# WRITTEN INSTRUCTION:
Word for word, quote all of the material, omitting the pictures.
— Start PROVIDED RECORDS —
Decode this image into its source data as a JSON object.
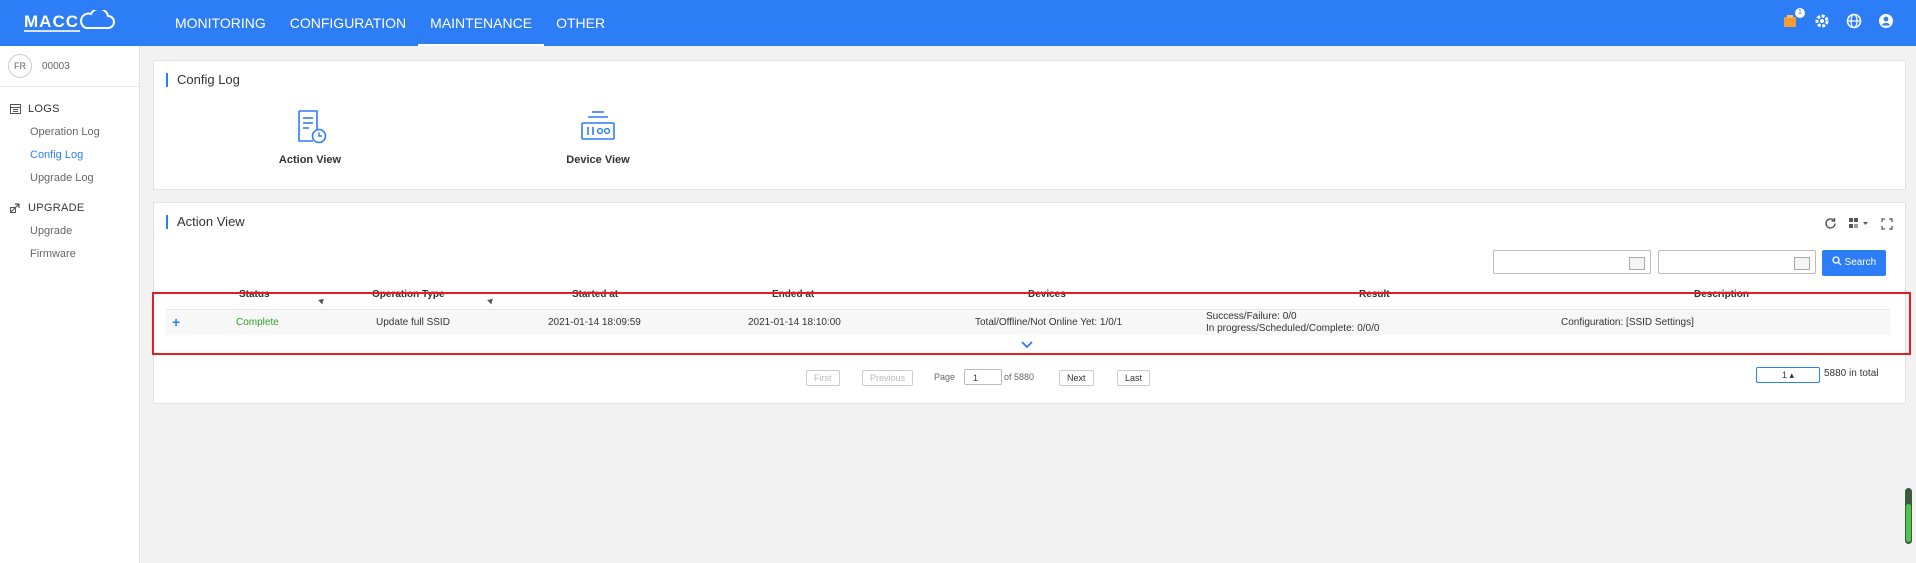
{
  "topbar": {
    "nav": [
      {
        "label": "MONITORING"
      },
      {
        "label": "CONFIGURATION"
      },
      {
        "label": "MAINTENANCE",
        "active": true
      },
      {
        "label": "OTHER"
      }
    ],
    "notification_badge": "1",
    "icons": [
      "bell-icon",
      "gear-icon",
      "globe-icon",
      "user-icon"
    ],
    "accent": "#2d7df6"
  },
  "sidebar": {
    "avatar": "FR",
    "account_id": "00003",
    "sections": [
      {
        "label": "LOGS",
        "items": [
          "Operation Log",
          "Config Log",
          "Upgrade Log"
        ],
        "active": "Config Log"
      },
      {
        "label": "UPGRADE",
        "items": [
          "Upgrade",
          "Firmware"
        ]
      }
    ]
  },
  "config_panel": {
    "title": "Config Log",
    "views": [
      {
        "label": "Action View",
        "icon": "document-clock-icon"
      },
      {
        "label": "Device View",
        "icon": "device-ports-icon"
      }
    ]
  },
  "action_panel": {
    "title": "Action View",
    "search_label": "Search",
    "columns": [
      "Status",
      "Operation Type",
      "Started at",
      "Ended at",
      "Devices",
      "Result",
      "Description"
    ],
    "rows": [
      {
        "expand": "+",
        "status": "Complete",
        "operation_type": "Update full SSID",
        "started_at": "2021-01-14 18:09:59",
        "ended_at": "2021-01-14 18:10:00",
        "devices": "Total/Offline/Not Online Yet: 1/0/1",
        "result_line1": "Success/Failure: 0/0",
        "result_line2": "In progress/Scheduled/Complete: 0/0/0",
        "description": "Configuration: [SSID Settings]"
      }
    ]
  },
  "pagination": {
    "first": "First",
    "previous": "Previous",
    "page_label": "Page",
    "page_value": "1",
    "of_label": "of 5880",
    "next": "Next",
    "last": "Last",
    "page_size": "1 ▴",
    "total": "5880 in total"
  }
}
— End PROVIDED RECORDS —
# FINISHED TASK:
Decode this image into its source data as a JSON object.
{
  "topbar": {
    "nav": [
      {
        "label": "MONITORING"
      },
      {
        "label": "CONFIGURATION"
      },
      {
        "label": "MAINTENANCE",
        "active": true
      },
      {
        "label": "OTHER"
      }
    ],
    "notification_badge": "1",
    "icons": [
      "bell-icon",
      "gear-icon",
      "globe-icon",
      "user-icon"
    ],
    "accent": "#2d7df6"
  },
  "sidebar": {
    "avatar": "FR",
    "account_id": "00003",
    "sections": [
      {
        "label": "LOGS",
        "items": [
          "Operation Log",
          "Config Log",
          "Upgrade Log"
        ],
        "active": "Config Log"
      },
      {
        "label": "UPGRADE",
        "items": [
          "Upgrade",
          "Firmware"
        ]
      }
    ]
  },
  "config_panel": {
    "title": "Config Log",
    "views": [
      {
        "label": "Action View",
        "icon": "document-clock-icon"
      },
      {
        "label": "Device View",
        "icon": "device-ports-icon"
      }
    ]
  },
  "action_panel": {
    "title": "Action View",
    "search_label": "Search",
    "columns": [
      "Status",
      "Operation Type",
      "Started at",
      "Ended at",
      "Devices",
      "Result",
      "Description"
    ],
    "rows": [
      {
        "expand": "+",
        "status": "Complete",
        "operation_type": "Update full SSID",
        "started_at": "2021-01-14 18:09:59",
        "ended_at": "2021-01-14 18:10:00",
        "devices": "Total/Offline/Not Online Yet: 1/0/1",
        "result_line1": "Success/Failure: 0/0",
        "result_line2": "In progress/Scheduled/Complete: 0/0/0",
        "description": "Configuration: [SSID Settings]"
      }
    ]
  },
  "pagination": {
    "first": "First",
    "previous": "Previous",
    "page_label": "Page",
    "page_value": "1",
    "of_label": "of 5880",
    "next": "Next",
    "last": "Last",
    "page_size": "1 ▴",
    "total": "5880 in total"
  }
}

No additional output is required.